# Stored data

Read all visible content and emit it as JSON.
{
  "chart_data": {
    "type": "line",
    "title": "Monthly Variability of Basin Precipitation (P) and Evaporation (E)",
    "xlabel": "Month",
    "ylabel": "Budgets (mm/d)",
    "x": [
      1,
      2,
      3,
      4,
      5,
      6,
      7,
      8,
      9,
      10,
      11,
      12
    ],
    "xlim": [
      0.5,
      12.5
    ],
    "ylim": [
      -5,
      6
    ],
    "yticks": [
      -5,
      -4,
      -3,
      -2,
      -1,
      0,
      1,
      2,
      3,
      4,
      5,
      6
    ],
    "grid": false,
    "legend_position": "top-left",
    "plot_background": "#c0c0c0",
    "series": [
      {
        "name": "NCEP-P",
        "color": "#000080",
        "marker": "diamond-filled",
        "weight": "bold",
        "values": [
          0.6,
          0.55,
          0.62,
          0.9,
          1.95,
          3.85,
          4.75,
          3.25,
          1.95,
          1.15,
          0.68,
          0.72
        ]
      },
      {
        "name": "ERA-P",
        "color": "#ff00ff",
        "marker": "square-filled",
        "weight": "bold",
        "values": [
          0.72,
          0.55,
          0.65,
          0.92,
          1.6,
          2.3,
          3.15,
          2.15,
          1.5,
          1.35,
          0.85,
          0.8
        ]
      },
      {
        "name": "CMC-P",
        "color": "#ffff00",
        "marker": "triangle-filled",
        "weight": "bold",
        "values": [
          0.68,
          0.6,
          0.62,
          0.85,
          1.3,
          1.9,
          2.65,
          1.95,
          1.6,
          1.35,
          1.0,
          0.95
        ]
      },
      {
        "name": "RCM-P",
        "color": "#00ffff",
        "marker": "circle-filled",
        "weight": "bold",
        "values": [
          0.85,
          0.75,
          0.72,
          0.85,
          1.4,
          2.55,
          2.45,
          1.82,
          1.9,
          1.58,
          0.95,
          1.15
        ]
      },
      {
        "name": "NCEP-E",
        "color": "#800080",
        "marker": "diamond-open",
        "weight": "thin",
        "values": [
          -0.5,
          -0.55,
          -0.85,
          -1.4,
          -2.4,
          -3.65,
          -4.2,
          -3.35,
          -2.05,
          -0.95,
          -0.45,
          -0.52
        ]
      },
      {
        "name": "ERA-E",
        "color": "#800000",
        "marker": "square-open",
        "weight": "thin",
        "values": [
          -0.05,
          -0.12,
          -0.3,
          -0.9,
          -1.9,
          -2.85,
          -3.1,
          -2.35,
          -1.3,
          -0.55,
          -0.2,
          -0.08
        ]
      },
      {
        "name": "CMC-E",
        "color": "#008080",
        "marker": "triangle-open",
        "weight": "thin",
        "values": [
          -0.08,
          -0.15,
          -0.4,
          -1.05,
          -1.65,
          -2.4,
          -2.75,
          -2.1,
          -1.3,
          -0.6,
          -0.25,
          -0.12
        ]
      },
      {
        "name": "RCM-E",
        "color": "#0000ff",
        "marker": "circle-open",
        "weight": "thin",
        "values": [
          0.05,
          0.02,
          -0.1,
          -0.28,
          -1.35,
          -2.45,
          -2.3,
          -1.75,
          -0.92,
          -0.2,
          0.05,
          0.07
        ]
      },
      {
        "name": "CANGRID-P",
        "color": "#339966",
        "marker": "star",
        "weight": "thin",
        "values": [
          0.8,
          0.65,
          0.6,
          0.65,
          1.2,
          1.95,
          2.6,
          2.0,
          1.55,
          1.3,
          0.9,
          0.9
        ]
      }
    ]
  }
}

# Exercise requirements
Show the lines from the data above that contain the string "circle".

# Problem solution
        "marker": "circle-filled",
        "marker": "circle-open",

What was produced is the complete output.